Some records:
======

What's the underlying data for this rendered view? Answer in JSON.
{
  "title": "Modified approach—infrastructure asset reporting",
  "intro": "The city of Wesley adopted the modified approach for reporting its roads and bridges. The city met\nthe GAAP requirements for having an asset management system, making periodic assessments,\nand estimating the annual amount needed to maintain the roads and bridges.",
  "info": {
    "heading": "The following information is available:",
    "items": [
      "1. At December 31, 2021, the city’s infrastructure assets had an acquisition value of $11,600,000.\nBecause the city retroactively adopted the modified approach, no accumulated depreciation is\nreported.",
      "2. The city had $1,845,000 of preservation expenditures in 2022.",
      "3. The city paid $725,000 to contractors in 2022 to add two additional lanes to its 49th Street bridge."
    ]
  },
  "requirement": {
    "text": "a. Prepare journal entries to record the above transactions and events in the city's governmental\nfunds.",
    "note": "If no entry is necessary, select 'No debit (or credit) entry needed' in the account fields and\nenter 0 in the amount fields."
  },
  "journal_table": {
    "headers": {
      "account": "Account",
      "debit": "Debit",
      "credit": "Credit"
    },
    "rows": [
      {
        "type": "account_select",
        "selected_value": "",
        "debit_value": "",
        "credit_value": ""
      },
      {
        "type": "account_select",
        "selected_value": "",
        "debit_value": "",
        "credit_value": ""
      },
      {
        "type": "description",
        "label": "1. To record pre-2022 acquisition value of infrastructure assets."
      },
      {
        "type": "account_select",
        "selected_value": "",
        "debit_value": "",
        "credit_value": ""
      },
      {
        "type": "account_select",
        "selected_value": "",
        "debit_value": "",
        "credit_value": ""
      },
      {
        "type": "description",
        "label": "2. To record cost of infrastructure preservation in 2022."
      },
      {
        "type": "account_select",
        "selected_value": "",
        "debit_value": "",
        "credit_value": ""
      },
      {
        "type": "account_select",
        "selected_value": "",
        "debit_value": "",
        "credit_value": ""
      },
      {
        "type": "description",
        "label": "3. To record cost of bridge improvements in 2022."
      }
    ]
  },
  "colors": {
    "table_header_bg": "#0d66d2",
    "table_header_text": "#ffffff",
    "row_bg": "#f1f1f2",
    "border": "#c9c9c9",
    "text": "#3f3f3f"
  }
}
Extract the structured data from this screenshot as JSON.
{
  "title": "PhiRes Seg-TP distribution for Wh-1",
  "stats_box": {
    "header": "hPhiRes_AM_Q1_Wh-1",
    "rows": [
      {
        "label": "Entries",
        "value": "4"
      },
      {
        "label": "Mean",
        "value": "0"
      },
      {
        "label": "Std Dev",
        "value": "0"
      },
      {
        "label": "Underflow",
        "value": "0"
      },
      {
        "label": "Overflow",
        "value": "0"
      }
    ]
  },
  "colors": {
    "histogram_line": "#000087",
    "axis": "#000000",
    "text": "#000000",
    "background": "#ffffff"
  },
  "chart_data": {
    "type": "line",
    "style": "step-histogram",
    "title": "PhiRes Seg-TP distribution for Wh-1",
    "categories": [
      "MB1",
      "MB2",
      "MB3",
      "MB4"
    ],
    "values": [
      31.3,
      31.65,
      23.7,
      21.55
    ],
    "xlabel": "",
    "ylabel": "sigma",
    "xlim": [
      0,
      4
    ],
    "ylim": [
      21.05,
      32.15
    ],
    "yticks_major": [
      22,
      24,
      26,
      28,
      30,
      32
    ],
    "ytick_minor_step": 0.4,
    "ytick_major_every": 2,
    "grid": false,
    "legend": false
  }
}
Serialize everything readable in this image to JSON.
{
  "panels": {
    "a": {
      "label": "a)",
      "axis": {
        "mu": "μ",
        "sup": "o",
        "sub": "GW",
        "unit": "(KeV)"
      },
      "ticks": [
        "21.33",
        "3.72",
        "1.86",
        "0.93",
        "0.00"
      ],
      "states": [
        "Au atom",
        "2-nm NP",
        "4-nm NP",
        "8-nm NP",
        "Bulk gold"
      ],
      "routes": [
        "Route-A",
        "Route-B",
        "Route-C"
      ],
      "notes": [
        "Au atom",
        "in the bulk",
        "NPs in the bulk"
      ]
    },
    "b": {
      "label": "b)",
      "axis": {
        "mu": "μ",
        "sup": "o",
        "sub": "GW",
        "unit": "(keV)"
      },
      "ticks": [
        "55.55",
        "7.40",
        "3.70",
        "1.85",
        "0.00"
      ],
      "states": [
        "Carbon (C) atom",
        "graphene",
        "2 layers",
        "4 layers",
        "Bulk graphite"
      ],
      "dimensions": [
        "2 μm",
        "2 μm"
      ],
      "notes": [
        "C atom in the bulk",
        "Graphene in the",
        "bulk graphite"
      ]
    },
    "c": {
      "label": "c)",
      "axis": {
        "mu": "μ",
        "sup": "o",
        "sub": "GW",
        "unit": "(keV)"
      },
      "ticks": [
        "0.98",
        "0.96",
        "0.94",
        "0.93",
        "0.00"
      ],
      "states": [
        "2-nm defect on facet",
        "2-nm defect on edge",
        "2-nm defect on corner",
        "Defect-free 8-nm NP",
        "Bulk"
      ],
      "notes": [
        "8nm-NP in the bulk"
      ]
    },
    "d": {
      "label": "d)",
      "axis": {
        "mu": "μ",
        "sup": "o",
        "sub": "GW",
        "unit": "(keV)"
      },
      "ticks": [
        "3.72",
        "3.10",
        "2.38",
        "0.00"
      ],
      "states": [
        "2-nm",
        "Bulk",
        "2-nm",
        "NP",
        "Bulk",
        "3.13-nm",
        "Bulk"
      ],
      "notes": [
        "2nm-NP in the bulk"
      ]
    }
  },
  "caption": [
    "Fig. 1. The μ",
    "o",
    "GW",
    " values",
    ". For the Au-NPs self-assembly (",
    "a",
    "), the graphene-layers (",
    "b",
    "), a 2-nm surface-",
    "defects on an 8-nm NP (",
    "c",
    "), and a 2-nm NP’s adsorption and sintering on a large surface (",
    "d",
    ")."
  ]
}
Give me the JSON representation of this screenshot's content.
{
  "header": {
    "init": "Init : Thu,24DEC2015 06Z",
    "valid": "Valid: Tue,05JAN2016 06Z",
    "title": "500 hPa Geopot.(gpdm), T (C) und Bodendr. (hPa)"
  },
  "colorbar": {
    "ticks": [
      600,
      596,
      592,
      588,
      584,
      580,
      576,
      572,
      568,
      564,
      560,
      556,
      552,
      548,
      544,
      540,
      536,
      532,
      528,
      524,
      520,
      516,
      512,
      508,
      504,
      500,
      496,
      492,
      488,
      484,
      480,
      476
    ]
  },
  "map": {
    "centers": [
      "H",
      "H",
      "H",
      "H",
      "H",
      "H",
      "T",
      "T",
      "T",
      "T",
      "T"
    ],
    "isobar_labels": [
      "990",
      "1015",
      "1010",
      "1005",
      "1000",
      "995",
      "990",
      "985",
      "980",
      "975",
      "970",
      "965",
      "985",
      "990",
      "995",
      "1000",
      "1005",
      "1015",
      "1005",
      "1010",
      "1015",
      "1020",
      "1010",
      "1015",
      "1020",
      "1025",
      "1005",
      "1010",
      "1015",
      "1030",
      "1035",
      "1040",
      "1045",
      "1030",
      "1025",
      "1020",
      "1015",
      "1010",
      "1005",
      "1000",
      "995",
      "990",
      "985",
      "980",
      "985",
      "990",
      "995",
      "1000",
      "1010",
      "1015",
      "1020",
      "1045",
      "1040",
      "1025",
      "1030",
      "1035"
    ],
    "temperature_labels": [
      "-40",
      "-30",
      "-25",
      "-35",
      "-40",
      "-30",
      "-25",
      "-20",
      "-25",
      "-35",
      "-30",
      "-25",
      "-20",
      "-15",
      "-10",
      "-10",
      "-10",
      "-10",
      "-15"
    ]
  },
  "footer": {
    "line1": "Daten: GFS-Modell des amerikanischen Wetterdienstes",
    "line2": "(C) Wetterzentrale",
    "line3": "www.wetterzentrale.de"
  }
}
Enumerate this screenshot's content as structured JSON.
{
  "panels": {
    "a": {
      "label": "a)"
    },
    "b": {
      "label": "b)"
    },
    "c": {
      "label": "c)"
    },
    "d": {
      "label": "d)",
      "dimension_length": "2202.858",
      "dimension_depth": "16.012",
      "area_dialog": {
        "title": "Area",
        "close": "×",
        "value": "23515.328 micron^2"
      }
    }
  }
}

======

Job: Only the lines from the one that contains "Enumerate this screenshot's" to the end of the data should be output, exactly as they appear.

Answer to this problem:
Enumerate this screenshot's content as structured JSON.
{
  "panels": {
    "a": {
      "label": "a)"
    },
    "b": {
      "label": "b)"
    },
    "c": {
      "label": "c)"
    },
    "d": {
      "label": "d)",
      "dimension_length": "2202.858",
      "dimension_depth": "16.012",
      "area_dialog": {
        "title": "Area",
        "close": "×",
        "value": "23515.328 micron^2"
      }
    }
  }
}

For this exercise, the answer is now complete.